WHAT IS REQUIRED: Return each line containing the string "Emissions".

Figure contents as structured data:
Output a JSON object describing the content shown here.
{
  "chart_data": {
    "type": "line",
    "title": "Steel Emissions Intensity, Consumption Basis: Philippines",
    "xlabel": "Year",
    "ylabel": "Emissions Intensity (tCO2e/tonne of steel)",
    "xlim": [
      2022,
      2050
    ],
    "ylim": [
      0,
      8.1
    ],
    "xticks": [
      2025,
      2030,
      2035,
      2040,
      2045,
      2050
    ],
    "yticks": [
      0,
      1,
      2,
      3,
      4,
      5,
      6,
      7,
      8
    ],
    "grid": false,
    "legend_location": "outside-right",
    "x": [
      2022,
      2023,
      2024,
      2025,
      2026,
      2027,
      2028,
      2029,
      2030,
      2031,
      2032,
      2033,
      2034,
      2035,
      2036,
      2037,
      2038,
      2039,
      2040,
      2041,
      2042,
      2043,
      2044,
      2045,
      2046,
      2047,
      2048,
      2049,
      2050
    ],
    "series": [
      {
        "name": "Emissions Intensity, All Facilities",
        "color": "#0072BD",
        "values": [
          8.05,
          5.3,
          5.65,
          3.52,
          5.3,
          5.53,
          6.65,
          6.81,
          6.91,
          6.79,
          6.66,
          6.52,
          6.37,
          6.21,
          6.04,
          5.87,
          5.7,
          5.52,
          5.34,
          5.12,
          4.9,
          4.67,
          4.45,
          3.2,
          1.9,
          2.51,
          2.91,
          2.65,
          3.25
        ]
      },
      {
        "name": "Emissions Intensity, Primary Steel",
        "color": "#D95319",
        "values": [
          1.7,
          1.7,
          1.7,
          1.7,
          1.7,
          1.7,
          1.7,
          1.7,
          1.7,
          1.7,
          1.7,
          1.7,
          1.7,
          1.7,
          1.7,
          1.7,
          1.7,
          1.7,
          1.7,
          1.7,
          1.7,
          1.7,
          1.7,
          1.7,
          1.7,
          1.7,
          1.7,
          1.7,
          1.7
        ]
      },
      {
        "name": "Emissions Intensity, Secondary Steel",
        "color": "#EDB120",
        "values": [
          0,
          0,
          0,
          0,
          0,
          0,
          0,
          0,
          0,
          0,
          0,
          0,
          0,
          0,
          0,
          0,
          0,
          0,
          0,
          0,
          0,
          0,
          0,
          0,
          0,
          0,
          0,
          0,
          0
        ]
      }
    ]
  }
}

RESULT OF THIS EXERCISE:
    "title": "Steel Emissions Intensity, Consumption Basis: Philippines",
    "ylabel": "Emissions Intensity (tCO2e/tonne of steel)",
        "name": "Emissions Intensity, All Facilities",
        "name": "Emissions Intensity, Primary Steel",
        "name": "Emissions Intensity, Secondary Steel",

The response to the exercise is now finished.